__Layout records__:
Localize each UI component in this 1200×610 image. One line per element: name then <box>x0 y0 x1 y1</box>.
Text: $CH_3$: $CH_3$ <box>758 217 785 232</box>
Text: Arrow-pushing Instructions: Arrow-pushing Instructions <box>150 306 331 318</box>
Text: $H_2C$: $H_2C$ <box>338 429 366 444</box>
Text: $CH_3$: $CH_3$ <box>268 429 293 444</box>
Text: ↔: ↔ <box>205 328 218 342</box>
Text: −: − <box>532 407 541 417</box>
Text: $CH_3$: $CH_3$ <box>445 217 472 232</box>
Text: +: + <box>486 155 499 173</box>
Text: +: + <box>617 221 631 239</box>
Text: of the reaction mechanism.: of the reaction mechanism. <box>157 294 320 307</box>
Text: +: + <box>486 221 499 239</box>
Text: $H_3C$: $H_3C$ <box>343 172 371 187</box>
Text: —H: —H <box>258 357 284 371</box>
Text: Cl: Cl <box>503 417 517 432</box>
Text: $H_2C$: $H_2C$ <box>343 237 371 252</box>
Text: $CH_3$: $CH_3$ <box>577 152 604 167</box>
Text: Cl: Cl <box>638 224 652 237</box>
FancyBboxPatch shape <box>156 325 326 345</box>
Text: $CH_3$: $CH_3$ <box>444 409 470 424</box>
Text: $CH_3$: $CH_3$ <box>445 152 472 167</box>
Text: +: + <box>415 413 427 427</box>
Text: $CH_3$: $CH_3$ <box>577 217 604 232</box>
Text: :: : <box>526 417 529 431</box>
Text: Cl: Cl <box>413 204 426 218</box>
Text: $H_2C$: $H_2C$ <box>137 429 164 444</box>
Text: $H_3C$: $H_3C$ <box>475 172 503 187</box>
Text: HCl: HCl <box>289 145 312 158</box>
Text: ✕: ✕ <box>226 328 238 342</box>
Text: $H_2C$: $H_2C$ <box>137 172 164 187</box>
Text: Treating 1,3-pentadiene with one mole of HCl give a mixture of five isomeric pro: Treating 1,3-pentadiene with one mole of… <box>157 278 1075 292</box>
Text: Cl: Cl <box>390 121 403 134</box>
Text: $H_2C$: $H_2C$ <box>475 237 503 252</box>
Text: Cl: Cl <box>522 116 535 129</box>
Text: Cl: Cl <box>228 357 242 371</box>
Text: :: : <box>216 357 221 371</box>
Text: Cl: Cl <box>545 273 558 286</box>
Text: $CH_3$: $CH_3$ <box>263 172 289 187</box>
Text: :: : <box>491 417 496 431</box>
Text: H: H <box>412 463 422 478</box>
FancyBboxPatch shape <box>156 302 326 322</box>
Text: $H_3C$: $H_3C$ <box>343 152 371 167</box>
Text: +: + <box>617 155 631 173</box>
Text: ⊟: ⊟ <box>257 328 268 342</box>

__DIRECTIONS__:
In the items, starting at the first line and ending at the line containing "Text: Arrow-pushing Instructions: Arrow-pushing", replace "Localize" with "Locate". Write those lines out again with everything else unchanged.

__RESULT__:
Locate each UI component in this 1200×610 image. One line per element: name then <box>x0 y0 x1 y1</box>.
Text: $CH_3$: $CH_3$ <box>758 217 785 232</box>
Text: Arrow-pushing Instructions: Arrow-pushing Instructions <box>150 306 331 318</box>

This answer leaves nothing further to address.